→ **Goal**
Check each line of the listing, and copy it if it contains the word "verso".
=======
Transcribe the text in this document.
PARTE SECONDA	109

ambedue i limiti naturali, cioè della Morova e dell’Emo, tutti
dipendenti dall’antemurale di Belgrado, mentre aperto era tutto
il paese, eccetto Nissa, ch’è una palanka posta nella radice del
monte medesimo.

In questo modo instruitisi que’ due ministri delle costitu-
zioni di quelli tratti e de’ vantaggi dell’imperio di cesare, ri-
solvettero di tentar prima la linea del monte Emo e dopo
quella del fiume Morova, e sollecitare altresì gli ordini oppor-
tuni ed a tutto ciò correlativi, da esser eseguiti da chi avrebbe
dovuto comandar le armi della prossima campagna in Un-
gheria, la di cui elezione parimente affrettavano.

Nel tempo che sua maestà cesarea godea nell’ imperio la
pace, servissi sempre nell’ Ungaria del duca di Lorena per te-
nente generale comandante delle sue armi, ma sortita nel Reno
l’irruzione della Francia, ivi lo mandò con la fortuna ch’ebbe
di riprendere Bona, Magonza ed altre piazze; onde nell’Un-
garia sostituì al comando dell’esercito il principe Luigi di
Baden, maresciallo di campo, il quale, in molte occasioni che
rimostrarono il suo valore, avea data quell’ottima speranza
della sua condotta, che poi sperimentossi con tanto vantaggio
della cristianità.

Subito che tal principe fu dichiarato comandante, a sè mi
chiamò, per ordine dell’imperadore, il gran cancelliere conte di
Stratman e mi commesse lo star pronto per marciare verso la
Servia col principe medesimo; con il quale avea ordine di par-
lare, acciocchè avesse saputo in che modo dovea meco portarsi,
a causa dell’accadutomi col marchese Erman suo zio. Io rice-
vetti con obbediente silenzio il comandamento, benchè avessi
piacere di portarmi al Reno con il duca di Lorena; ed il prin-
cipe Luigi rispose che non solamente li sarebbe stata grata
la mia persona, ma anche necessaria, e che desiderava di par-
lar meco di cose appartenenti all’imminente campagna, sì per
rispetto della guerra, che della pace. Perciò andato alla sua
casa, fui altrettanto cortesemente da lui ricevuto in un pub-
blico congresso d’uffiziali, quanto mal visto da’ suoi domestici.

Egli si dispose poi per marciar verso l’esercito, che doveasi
=======
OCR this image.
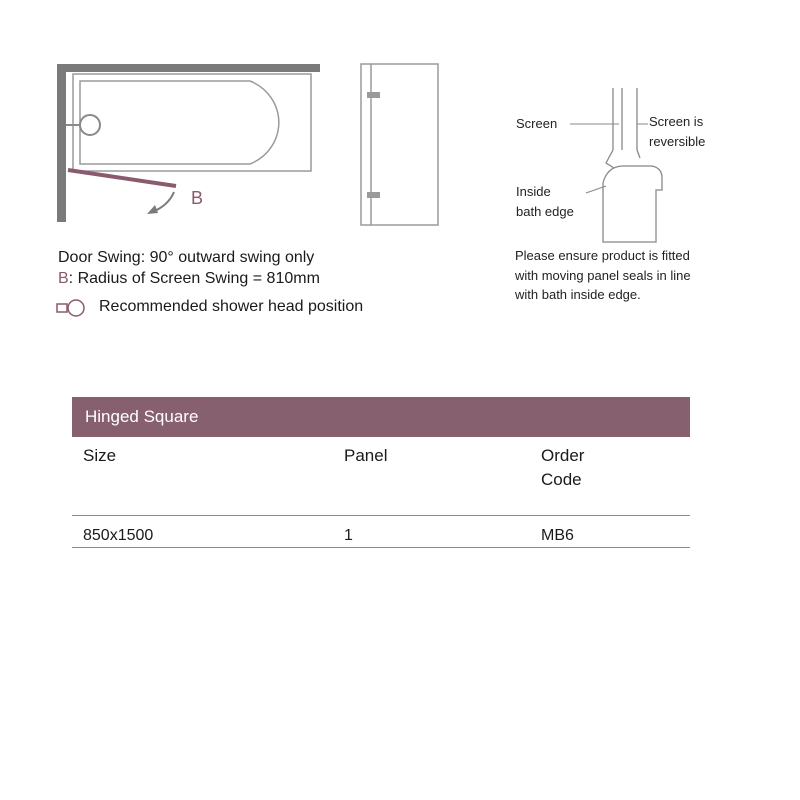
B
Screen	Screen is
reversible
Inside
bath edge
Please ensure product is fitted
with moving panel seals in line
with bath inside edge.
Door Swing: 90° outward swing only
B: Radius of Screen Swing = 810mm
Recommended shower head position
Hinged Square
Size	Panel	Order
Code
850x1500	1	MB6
=======
→ **Exercise response**
Stratman e mi commesse lo star pronto per marciare verso la
Egli si dispose poi per marciar verso l’esercito, che doveasi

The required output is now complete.